» WHAT YOU NEED TO DO
Copy each line of the entries beneath that contains the word "name".

» PROVIDED ENTRIES
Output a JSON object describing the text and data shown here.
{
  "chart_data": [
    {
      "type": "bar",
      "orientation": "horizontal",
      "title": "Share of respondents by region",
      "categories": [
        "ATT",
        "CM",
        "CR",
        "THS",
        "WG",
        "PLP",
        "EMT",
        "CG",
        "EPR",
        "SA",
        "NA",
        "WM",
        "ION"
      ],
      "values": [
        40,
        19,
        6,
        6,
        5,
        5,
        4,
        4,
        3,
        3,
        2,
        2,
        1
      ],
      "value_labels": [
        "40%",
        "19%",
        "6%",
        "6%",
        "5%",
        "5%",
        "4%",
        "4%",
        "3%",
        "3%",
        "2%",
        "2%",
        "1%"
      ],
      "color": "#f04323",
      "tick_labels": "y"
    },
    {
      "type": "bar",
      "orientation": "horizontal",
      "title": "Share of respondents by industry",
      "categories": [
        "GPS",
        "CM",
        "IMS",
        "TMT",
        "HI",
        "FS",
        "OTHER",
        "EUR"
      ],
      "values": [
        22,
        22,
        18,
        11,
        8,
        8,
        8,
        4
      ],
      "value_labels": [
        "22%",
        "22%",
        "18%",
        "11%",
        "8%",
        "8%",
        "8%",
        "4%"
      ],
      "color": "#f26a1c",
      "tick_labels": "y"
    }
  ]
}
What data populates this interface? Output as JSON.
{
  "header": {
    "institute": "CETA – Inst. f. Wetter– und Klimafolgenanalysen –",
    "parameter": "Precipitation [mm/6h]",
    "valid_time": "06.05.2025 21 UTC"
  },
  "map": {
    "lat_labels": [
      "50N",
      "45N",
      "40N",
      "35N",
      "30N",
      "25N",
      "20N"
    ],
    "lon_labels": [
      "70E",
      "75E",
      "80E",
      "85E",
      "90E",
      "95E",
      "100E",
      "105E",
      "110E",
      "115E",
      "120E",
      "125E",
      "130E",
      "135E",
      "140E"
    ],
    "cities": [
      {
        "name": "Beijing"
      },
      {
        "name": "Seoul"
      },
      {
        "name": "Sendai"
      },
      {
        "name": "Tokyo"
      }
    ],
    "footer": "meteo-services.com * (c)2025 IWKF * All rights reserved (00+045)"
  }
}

» WRITTEN REPLY
        "name": "Beijing"
        "name": "Seoul"
        "name": "Sendai"
        "name": "Tokyo"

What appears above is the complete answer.